_The exercise:_ Repeat every one of these records line for line, with nothing changed.

Layout annotation data
__________
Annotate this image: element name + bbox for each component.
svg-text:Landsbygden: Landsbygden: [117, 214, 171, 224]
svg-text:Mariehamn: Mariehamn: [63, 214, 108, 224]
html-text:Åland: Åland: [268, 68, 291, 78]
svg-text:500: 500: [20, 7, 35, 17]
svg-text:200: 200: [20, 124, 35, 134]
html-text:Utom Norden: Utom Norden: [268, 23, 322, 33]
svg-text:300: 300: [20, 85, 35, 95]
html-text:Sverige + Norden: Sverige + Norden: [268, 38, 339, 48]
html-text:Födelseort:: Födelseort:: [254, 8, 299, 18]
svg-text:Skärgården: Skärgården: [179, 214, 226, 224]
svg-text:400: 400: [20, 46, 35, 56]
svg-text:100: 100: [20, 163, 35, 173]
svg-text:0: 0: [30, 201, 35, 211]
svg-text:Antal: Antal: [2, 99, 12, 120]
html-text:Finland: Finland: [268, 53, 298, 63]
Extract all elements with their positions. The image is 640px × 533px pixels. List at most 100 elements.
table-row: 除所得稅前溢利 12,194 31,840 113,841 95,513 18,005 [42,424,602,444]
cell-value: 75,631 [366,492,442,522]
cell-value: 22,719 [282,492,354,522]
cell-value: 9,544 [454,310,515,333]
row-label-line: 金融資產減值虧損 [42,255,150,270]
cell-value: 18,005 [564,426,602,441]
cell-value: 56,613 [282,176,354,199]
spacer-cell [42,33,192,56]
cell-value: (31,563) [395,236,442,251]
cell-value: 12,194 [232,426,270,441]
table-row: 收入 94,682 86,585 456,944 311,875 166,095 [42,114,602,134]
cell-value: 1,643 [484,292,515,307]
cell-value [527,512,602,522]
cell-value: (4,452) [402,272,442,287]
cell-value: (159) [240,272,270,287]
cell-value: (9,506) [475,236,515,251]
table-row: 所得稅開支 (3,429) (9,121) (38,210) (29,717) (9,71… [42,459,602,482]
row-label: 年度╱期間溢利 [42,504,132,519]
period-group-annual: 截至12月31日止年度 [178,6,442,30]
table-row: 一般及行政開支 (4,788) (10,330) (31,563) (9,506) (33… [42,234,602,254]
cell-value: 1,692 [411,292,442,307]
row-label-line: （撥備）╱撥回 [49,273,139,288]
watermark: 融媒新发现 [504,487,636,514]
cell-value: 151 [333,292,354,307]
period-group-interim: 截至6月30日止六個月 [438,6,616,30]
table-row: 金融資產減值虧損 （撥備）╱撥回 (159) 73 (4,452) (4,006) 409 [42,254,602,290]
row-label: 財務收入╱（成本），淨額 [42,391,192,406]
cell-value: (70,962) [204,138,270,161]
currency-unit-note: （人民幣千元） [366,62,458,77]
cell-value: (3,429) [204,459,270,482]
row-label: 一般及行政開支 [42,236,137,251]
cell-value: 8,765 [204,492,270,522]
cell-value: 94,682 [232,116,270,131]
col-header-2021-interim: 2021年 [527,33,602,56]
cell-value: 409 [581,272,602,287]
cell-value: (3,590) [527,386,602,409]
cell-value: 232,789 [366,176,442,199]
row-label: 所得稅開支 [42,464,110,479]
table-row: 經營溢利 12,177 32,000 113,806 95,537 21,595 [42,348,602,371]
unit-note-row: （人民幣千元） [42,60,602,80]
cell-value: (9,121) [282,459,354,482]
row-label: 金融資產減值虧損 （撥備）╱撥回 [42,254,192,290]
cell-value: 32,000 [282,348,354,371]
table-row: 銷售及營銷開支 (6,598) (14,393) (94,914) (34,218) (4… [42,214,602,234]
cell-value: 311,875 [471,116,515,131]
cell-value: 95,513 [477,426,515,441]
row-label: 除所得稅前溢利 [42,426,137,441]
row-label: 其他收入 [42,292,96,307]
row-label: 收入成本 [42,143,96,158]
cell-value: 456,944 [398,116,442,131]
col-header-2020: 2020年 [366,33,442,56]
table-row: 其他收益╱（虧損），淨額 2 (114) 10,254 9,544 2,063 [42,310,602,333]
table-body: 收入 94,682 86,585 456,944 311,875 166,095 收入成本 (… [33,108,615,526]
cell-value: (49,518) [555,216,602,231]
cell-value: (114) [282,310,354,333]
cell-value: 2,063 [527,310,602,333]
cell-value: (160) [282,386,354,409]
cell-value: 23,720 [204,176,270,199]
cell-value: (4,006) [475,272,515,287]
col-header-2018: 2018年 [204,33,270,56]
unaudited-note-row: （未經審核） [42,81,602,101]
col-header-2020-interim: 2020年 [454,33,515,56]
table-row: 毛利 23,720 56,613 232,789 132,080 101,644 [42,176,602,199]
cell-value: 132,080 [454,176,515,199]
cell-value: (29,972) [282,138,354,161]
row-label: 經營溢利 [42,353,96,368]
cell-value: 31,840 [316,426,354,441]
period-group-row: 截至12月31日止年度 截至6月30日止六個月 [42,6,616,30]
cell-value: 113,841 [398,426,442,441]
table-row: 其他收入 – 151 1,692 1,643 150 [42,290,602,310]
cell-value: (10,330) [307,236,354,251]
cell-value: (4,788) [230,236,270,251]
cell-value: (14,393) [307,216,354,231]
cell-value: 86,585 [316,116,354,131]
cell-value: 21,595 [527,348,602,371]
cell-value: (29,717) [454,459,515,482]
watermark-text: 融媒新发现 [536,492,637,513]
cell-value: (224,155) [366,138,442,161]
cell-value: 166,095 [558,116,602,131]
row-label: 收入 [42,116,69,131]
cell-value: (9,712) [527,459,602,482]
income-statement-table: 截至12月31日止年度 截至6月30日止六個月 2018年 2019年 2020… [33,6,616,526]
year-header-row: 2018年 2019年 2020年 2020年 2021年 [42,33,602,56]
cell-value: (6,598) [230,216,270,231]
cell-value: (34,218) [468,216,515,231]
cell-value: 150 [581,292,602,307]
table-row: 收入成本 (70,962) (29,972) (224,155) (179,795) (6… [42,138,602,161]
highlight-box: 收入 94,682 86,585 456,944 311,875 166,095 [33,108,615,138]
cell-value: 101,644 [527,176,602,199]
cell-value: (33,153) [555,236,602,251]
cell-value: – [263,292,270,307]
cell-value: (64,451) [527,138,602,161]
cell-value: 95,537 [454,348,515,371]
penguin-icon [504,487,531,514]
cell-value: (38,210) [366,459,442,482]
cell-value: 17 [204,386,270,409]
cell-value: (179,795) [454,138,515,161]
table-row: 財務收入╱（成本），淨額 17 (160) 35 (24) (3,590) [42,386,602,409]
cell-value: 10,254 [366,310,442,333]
__________
_Written response:_
Annotate this image: element name + bbox for each component.
svg-text:Landsbygden: Landsbygden: [117, 214, 171, 224]
svg-text:Mariehamn: Mariehamn: [63, 214, 108, 224]
html-text:Åland: Åland: [268, 68, 291, 78]
svg-text:500: 500: [20, 7, 35, 17]
svg-text:200: 200: [20, 124, 35, 134]
html-text:Utom Norden: Utom Norden: [268, 23, 322, 33]
svg-text:300: 300: [20, 85, 35, 95]
html-text:Sverige + Norden: Sverige + Norden: [268, 38, 339, 48]
html-text:Födelseort:: Födelseort:: [254, 8, 299, 18]
svg-text:Skärgården: Skärgården: [179, 214, 226, 224]
svg-text:400: 400: [20, 46, 35, 56]
svg-text:100: 100: [20, 163, 35, 173]
svg-text:0: 0: [30, 201, 35, 211]
svg-text:Antal: Antal: [2, 99, 12, 120]
html-text:Finland: Finland: [268, 53, 298, 63]
Extract all elements with their positions. The image is 640px × 533px pixels. List at most 100 elements.
table-row: 除所得稅前溢利 12,194 31,840 113,841 95,513 18,005 [42,424,602,444]
cell-value: 75,631 [366,492,442,522]
cell-value: 22,719 [282,492,354,522]
cell-value: 9,544 [454,310,515,333]
row-label-line: 金融資產減值虧損 [42,255,150,270]
cell-value: 18,005 [564,426,602,441]
cell-value: 56,613 [282,176,354,199]
spacer-cell [42,33,192,56]
cell-value: (31,563) [395,236,442,251]
cell-value: 12,194 [232,426,270,441]
table-row: 收入 94,682 86,585 456,944 311,875 166,095 [42,114,602,134]
cell-value: 1,643 [484,292,515,307]
cell-value [527,512,602,522]
cell-value: (4,452) [402,272,442,287]
cell-value: (159) [240,272,270,287]
cell-value: (9,506) [475,236,515,251]
table-row: 所得稅開支 (3,429) (9,121) (38,210) (29,717) (9,71… [42,459,602,482]
row-label: 年度╱期間溢利 [42,504,132,519]
period-group-annual: 截至12月31日止年度 [178,6,442,30]
table-row: 一般及行政開支 (4,788) (10,330) (31,563) (9,506) (33… [42,234,602,254]
cell-value: 1,692 [411,292,442,307]
row-label-line: （撥備）╱撥回 [49,273,139,288]
watermark: 融媒新发现 [504,487,636,514]
cell-value: 151 [333,292,354,307]
period-group-interim: 截至6月30日止六個月 [438,6,616,30]
table-row: 金融資產減值虧損 （撥備）╱撥回 (159) 73 (4,452) (4,006) 409 [42,254,602,290]
row-label: 財務收入╱（成本），淨額 [42,391,192,406]
cell-value: (70,962) [204,138,270,161]
currency-unit-note: （人民幣千元） [366,62,458,77]
cell-value: (3,429) [204,459,270,482]
row-label: 一般及行政開支 [42,236,137,251]
cell-value: 8,765 [204,492,270,522]
cell-value: 94,682 [232,116,270,131]
col-header-2021-interim: 2021年 [527,33,602,56]
cell-value: 409 [581,272,602,287]
cell-value: (3,590) [527,386,602,409]
cell-value: 232,789 [366,176,442,199]
row-label: 所得稅開支 [42,464,110,479]
table-row: 經營溢利 12,177 32,000 113,806 95,537 21,595 [42,348,602,371]
unit-note-row: （人民幣千元） [42,60,602,80]
cell-value: (9,121) [282,459,354,482]
row-label: 金融資產減值虧損 （撥備）╱撥回 [42,254,192,290]
cell-value: 32,000 [282,348,354,371]
table-row: 銷售及營銷開支 (6,598) (14,393) (94,914) (34,218) (4… [42,214,602,234]
cell-value: 311,875 [471,116,515,131]
cell-value: 95,513 [477,426,515,441]
row-label: 除所得稅前溢利 [42,426,137,441]
row-label: 其他收入 [42,292,96,307]
row-label: 收入成本 [42,143,96,158]
cell-value: 456,944 [398,116,442,131]
col-header-2020: 2020年 [366,33,442,56]
table-row: 其他收益╱（虧損），淨額 2 (114) 10,254 9,544 2,063 [42,310,602,333]
table-body: 收入 94,682 86,585 456,944 311,875 166,095 收入成本 (… [33,108,615,526]
cell-value: (49,518) [555,216,602,231]
cell-value: (114) [282,310,354,333]
cell-value: 2,063 [527,310,602,333]
cell-value: (160) [282,386,354,409]
cell-value: 23,720 [204,176,270,199]
cell-value: (4,006) [475,272,515,287]
col-header-2018: 2018年 [204,33,270,56]
unaudited-note-row: （未經審核） [42,81,602,101]
col-header-2020-interim: 2020年 [454,33,515,56]
table-row: 毛利 23,720 56,613 232,789 132,080 101,644 [42,176,602,199]
cell-value: 132,080 [454,176,515,199]
cell-value: (29,972) [282,138,354,161]
row-label: 經營溢利 [42,353,96,368]
cell-value: 31,840 [316,426,354,441]
period-group-row: 截至12月31日止年度 截至6月30日止六個月 [42,6,616,30]
cell-value: 113,841 [398,426,442,441]
table-row: 其他收入 – 151 1,692 1,643 150 [42,290,602,310]
cell-value: (10,330) [307,236,354,251]
cell-value: (4,788) [230,236,270,251]
cell-value: (14,393) [307,216,354,231]
cell-value: 86,585 [316,116,354,131]
cell-value: 21,595 [527,348,602,371]
cell-value: (29,717) [454,459,515,482]
watermark-text: 融媒新发现 [536,492,637,513]
cell-value: (224,155) [366,138,442,161]
cell-value: 166,095 [558,116,602,131]
row-label: 收入 [42,116,69,131]
cell-value: (9,712) [527,459,602,482]
income-statement-table: 截至12月31日止年度 截至6月30日止六個月 2018年 2019年 2020… [33,6,616,526]
year-header-row: 2018年 2019年 2020年 2020年 2021年 [42,33,602,56]
cell-value: (6,598) [230,216,270,231]
cell-value: (34,218) [468,216,515,231]
cell-value: 150 [581,292,602,307]
table-row: 收入成本 (70,962) (29,972) (224,155) (179,795) (6… [42,138,602,161]
highlight-box: 收入 94,682 86,585 456,944 311,875 166,095 [33,108,615,138]
cell-value: 101,644 [527,176,602,199]
cell-value: (33,153) [555,236,602,251]
cell-value: – [263,292,270,307]
cell-value: (64,451) [527,138,602,161]
cell-value: 95,537 [454,348,515,371]
penguin-icon [504,487,531,514]
cell-value: (38,210) [366,459,442,482]
cell-value: 17 [204,386,270,409]
cell-value: (179,795) [454,138,515,161]
table-row: 財務收入╱（成本），淨額 17 (160) 35 (24) (3,590) [42,386,602,409]
cell-value: 10,254 [366,310,442,333]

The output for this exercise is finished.